Aim
Keep only the lines where "name" appears.
(begin)
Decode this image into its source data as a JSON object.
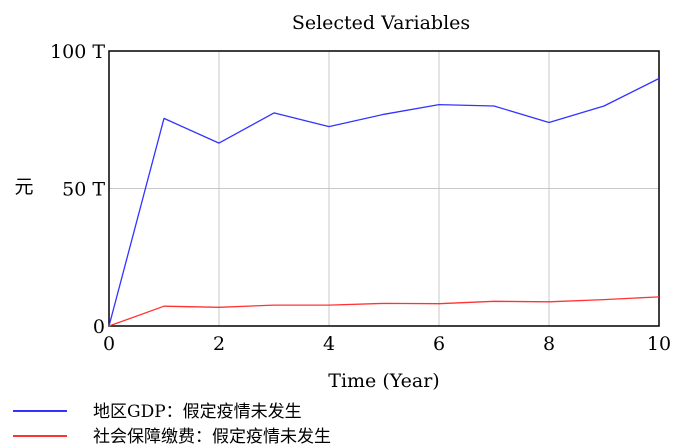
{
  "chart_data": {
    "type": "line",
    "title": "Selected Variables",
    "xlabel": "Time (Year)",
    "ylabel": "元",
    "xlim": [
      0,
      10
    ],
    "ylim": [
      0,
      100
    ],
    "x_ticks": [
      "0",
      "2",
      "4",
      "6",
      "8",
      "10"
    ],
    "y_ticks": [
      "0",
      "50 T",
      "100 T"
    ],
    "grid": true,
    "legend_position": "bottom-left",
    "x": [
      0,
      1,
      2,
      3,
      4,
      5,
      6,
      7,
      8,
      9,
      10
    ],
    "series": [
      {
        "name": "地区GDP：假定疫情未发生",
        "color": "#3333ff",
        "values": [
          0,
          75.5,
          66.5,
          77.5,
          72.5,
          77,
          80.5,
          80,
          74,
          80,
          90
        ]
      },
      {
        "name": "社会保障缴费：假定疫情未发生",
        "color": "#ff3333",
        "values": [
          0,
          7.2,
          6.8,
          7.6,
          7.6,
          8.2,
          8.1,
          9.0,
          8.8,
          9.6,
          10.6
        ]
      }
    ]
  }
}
(end)
(begin)
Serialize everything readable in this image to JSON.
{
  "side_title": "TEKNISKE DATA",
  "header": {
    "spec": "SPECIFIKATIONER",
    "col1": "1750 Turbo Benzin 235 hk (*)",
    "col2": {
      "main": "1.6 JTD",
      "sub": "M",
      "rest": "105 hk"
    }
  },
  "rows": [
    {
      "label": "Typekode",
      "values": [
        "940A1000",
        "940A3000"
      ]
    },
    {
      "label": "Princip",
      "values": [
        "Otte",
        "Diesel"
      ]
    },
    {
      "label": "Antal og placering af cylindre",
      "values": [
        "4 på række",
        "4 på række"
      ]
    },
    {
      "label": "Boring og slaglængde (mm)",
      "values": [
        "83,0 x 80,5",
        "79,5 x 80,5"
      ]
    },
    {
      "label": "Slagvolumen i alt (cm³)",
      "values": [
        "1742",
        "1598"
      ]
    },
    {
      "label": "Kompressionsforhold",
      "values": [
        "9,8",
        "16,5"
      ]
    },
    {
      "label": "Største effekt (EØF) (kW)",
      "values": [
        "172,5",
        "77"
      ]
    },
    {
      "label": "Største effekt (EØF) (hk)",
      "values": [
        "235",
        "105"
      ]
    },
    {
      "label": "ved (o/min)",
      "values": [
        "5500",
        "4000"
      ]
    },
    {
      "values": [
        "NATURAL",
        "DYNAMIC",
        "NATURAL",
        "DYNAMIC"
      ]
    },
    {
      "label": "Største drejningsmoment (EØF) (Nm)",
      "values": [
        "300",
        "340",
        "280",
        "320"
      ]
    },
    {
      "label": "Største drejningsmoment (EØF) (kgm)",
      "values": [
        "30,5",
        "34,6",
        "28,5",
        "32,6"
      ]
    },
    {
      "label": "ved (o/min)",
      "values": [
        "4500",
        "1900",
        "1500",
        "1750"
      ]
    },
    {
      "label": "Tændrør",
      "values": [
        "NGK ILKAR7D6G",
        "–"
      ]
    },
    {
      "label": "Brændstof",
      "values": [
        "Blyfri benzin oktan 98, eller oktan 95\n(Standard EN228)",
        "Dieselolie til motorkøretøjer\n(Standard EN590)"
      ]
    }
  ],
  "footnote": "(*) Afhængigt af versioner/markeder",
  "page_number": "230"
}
(end)
Response
        "name": "地区GDP：假定疫情未发生",
        "name": "社会保障缴费：假定疫情未发生",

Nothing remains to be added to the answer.